** Goal of the exercise **
Copy out every line of the items below word for word, leaving out the pictures.
◇ ◇ ◇ ◇ ◇
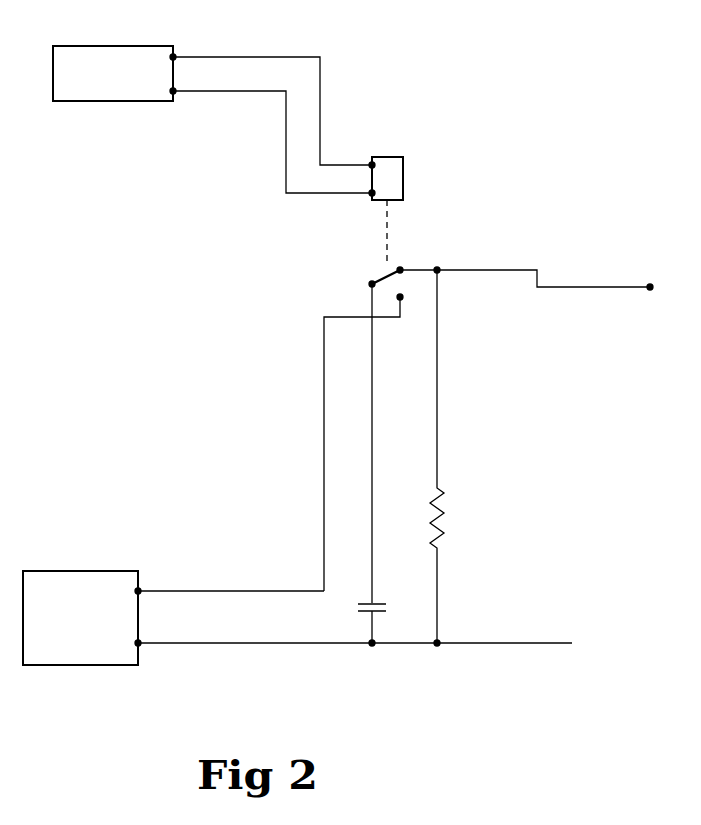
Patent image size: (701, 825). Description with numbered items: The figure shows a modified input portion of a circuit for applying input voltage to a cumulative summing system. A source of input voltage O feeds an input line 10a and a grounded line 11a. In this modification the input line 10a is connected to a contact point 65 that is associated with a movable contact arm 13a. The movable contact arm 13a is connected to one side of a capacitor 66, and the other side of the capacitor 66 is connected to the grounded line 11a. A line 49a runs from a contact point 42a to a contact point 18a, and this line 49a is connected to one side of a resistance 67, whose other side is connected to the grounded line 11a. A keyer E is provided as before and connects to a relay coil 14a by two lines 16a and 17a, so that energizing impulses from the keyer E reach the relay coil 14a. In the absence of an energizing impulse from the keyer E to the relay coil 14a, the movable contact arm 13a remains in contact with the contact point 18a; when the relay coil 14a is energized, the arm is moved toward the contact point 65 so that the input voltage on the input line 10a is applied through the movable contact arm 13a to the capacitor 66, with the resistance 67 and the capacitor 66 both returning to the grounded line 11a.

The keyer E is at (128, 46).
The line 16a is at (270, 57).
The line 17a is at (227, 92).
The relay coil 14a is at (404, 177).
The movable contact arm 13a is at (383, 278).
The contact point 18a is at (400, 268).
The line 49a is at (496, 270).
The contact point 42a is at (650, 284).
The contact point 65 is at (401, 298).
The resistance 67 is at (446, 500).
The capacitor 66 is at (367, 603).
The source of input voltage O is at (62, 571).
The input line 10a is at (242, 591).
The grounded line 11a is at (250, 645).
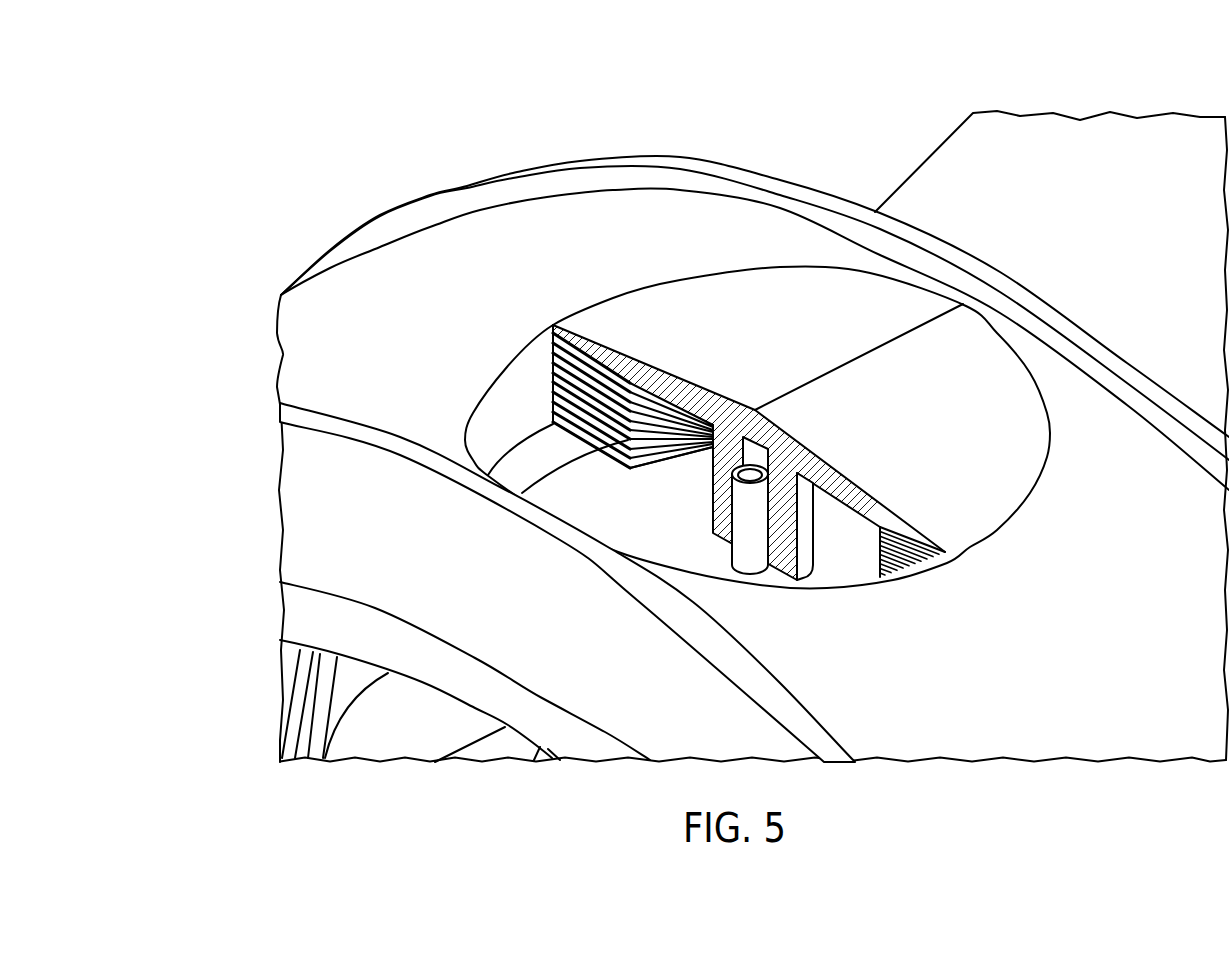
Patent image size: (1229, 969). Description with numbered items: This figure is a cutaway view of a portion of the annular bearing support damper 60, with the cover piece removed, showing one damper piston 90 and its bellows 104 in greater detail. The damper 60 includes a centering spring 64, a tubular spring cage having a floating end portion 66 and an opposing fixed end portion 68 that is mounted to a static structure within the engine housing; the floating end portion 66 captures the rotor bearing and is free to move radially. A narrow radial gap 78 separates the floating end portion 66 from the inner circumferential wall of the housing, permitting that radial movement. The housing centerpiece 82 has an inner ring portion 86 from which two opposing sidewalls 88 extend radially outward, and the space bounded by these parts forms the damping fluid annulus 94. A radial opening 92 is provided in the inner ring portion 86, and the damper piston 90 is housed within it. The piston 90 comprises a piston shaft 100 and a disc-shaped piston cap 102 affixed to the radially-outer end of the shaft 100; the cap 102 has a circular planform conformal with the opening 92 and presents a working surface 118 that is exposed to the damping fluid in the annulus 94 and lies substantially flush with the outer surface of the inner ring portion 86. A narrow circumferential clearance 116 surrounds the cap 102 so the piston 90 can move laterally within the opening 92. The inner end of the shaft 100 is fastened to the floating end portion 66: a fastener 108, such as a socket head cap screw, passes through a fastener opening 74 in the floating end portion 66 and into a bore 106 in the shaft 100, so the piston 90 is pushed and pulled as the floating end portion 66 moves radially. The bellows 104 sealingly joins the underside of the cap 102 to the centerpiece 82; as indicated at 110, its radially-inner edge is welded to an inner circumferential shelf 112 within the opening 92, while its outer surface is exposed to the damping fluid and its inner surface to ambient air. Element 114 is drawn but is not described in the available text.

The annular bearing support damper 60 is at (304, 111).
◇ ◇ ◇ ◇ ◇
** Exercise output **
Patent image size: (701, 825). Description with numbered items: The figure shows a modified input portion of a circuit for applying input voltage to a cumulative summing system. A source of input voltage O feeds an input line 10a and a grounded line 11a. In this modification the input line 10a is connected to a contact point 65 that is associated with a movable contact arm 13a. The movable contact arm 13a is connected to one side of a capacitor 66, and the other side of the capacitor 66 is connected to the grounded line 11a. A line 49a runs from a contact point 42a to a contact point 18a, and this line 49a is connected to one side of a resistance 67, whose other side is connected to the grounded line 11a. A keyer E is provided as before and connects to a relay coil 14a by two lines 16a and 17a, so that energizing impulses from the keyer E reach the relay coil 14a. In the absence of an energizing impulse from the keyer E to the relay coil 14a, the movable contact arm 13a remains in contact with the contact point 18a; when the relay coil 14a is energized, the arm is moved toward the contact point 65 so that the input voltage on the input line 10a is applied through the movable contact arm 13a to the capacitor 66, with the resistance 67 and the capacitor 66 both returning to the grounded line 11a.

The keyer E is at (128, 46).
The line 16a is at (270, 57).
The line 17a is at (227, 92).
The relay coil 14a is at (404, 177).
The movable contact arm 13a is at (383, 278).
The contact point 18a is at (400, 268).
The line 49a is at (496, 270).
The contact point 42a is at (650, 284).
The contact point 65 is at (401, 298).
The resistance 67 is at (446, 500).
The capacitor 66 is at (367, 603).
The source of input voltage O is at (62, 571).
The input line 10a is at (242, 591).
The grounded line 11a is at (250, 645).
Patent image size: (1229, 969). Description with numbered items: This figure is a cutaway view of a portion of the annular bearing support damper 60, with the cover piece removed, showing one damper piston 90 and its bellows 104 in greater detail. The damper 60 includes a centering spring 64, a tubular spring cage having a floating end portion 66 and an opposing fixed end portion 68 that is mounted to a static structure within the engine housing; the floating end portion 66 captures the rotor bearing and is free to move radially. A narrow radial gap 78 separates the floating end portion 66 from the inner circumferential wall of the housing, permitting that radial movement. The housing centerpiece 82 has an inner ring portion 86 from which two opposing sidewalls 88 extend radially outward, and the space bounded by these parts forms the damping fluid annulus 94. A radial opening 92 is provided in the inner ring portion 86, and the damper piston 90 is housed within it. The piston 90 comprises a piston shaft 100 and a disc-shaped piston cap 102 affixed to the radially-outer end of the shaft 100; the cap 102 has a circular planform conformal with the opening 92 and presents a working surface 118 that is exposed to the damping fluid in the annulus 94 and lies substantially flush with the outer surface of the inner ring portion 86. A narrow circumferential clearance 116 surrounds the cap 102 so the piston 90 can move laterally within the opening 92. The inner end of the shaft 100 is fastened to the floating end portion 66: a fastener 108, such as a socket head cap screw, passes through a fastener opening 74 in the floating end portion 66 and into a bore 106 in the shaft 100, so the piston 90 is pushed and pulled as the floating end portion 66 moves radially. The bellows 104 sealingly joins the underside of the cap 102 to the centerpiece 82; as indicated at 110, its radially-inner edge is welded to an inner circumferential shelf 112 within the opening 92, while its outer surface is exposed to the damping fluid and its inner surface to ambient air. Element 114 is drawn but is not described in the available text.

The annular bearing support damper 60 is at (304, 111).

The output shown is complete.